- The task:
Reproduce verbatim every line from the one that includes "Output the underlying" to the closing line of the entries; omit everything before it.

Dataset entries
>>>>

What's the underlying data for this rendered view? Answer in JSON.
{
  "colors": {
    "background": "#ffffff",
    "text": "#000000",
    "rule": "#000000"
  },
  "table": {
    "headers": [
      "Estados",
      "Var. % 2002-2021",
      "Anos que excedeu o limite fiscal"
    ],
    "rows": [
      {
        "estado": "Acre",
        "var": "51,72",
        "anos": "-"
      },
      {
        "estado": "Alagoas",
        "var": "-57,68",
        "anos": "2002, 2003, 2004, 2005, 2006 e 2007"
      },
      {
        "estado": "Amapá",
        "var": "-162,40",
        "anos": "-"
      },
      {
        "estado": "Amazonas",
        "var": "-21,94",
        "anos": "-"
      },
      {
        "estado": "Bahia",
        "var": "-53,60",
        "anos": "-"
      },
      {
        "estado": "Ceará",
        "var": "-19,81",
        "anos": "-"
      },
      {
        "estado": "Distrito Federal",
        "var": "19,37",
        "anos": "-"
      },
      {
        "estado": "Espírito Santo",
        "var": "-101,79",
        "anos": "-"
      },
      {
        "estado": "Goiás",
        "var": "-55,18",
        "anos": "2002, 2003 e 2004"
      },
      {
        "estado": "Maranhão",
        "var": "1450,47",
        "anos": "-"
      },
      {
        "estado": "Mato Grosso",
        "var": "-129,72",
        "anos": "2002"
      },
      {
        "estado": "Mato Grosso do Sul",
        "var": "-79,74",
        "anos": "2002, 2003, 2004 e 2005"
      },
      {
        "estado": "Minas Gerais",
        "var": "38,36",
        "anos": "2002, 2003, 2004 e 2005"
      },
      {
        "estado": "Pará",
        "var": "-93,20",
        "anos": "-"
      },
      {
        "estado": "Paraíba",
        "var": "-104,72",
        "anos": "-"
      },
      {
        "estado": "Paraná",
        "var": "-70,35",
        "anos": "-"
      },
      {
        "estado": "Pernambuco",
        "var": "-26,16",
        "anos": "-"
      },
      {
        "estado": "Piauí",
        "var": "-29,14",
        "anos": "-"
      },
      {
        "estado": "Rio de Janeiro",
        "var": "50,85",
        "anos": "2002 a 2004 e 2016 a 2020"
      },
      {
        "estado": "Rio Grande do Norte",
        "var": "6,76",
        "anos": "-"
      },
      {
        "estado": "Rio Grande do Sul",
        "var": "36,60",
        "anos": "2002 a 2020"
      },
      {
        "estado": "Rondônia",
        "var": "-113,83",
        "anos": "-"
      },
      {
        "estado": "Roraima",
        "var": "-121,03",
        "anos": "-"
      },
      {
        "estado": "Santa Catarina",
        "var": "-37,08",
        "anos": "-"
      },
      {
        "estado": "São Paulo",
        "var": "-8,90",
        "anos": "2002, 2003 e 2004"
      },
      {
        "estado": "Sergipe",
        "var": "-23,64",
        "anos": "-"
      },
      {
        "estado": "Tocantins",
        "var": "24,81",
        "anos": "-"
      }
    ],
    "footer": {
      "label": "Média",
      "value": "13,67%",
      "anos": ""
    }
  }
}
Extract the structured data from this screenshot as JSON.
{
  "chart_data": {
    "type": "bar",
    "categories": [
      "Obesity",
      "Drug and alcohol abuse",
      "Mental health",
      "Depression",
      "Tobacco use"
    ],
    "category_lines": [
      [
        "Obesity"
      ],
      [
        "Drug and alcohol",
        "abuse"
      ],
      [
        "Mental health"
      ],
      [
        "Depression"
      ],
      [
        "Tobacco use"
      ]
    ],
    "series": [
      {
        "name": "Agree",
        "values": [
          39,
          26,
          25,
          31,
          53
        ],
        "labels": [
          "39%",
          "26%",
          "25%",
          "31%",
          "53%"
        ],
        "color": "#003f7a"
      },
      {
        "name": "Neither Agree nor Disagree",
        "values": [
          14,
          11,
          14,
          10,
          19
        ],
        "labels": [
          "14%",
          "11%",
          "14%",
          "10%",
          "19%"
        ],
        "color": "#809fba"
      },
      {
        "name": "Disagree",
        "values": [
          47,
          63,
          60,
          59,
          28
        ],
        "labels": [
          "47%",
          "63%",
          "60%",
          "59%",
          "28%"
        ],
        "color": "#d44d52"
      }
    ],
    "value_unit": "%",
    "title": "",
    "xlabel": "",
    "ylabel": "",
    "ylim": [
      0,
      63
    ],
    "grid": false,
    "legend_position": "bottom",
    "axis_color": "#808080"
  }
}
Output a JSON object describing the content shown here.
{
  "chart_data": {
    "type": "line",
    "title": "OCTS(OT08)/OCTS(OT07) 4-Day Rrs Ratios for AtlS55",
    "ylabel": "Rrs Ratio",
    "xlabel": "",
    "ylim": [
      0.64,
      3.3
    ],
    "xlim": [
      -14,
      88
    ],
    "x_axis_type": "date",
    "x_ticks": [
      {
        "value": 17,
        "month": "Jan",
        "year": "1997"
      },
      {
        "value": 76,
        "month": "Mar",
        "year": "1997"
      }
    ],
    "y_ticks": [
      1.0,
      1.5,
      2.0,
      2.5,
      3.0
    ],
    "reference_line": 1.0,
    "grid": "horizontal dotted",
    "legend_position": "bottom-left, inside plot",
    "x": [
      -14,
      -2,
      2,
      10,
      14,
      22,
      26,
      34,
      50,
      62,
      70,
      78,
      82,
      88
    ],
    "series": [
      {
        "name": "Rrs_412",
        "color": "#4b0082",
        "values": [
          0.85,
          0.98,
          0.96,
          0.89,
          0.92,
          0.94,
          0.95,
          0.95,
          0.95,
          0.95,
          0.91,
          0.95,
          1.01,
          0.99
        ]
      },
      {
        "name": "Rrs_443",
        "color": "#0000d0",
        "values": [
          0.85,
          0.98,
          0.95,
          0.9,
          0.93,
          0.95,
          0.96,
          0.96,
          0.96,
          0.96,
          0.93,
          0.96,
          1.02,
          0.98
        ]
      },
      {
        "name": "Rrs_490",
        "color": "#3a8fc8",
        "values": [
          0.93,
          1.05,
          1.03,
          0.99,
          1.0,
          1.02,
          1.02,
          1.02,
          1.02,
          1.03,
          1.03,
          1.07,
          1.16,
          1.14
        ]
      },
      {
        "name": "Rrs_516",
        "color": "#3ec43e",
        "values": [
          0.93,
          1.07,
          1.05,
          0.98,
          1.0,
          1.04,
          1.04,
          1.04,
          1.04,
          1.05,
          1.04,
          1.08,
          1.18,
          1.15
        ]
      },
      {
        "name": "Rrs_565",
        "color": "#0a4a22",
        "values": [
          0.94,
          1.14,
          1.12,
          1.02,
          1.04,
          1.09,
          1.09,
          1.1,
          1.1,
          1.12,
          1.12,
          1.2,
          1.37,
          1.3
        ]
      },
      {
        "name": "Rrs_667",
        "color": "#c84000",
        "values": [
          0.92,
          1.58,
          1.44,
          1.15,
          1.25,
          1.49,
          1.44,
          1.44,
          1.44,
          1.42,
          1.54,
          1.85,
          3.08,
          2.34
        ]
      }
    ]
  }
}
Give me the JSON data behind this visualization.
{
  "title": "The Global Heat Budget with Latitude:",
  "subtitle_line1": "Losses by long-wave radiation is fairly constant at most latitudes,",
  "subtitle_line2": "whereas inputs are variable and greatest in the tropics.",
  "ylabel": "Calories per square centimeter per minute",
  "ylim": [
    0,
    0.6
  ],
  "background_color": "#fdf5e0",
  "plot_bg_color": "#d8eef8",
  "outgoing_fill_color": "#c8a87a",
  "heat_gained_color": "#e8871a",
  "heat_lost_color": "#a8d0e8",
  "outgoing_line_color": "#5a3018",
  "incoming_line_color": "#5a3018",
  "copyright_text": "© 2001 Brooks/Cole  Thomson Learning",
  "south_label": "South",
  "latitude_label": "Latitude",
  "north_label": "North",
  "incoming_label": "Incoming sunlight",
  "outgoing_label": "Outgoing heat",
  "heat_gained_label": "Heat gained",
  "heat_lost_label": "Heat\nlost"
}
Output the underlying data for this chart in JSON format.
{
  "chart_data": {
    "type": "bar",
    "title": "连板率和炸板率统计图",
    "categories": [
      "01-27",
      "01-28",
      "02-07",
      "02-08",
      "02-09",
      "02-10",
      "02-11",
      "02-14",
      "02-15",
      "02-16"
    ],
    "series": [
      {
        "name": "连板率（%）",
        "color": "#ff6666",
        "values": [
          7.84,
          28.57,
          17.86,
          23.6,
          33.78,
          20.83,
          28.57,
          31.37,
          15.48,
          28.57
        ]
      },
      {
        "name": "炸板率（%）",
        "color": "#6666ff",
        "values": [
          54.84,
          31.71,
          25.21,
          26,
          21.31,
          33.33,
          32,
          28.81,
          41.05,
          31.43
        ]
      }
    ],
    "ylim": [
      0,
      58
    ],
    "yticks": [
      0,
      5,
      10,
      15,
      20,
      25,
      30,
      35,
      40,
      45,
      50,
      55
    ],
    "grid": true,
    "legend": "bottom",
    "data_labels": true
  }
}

<<<<

- Exercise output:
Output the underlying data for this chart in JSON format.
{
  "chart_data": {
    "type": "bar",
    "title": "连板率和炸板率统计图",
    "categories": [
      "01-27",
      "01-28",
      "02-07",
      "02-08",
      "02-09",
      "02-10",
      "02-11",
      "02-14",
      "02-15",
      "02-16"
    ],
    "series": [
      {
        "name": "连板率（%）",
        "color": "#ff6666",
        "values": [
          7.84,
          28.57,
          17.86,
          23.6,
          33.78,
          20.83,
          28.57,
          31.37,
          15.48,
          28.57
        ]
      },
      {
        "name": "炸板率（%）",
        "color": "#6666ff",
        "values": [
          54.84,
          31.71,
          25.21,
          26,
          21.31,
          33.33,
          32,
          28.81,
          41.05,
          31.43
        ]
      }
    ],
    "ylim": [
      0,
      58
    ],
    "yticks": [
      0,
      5,
      10,
      15,
      20,
      25,
      30,
      35,
      40,
      45,
      50,
      55
    ],
    "grid": true,
    "legend": "bottom",
    "data_labels": true
  }
}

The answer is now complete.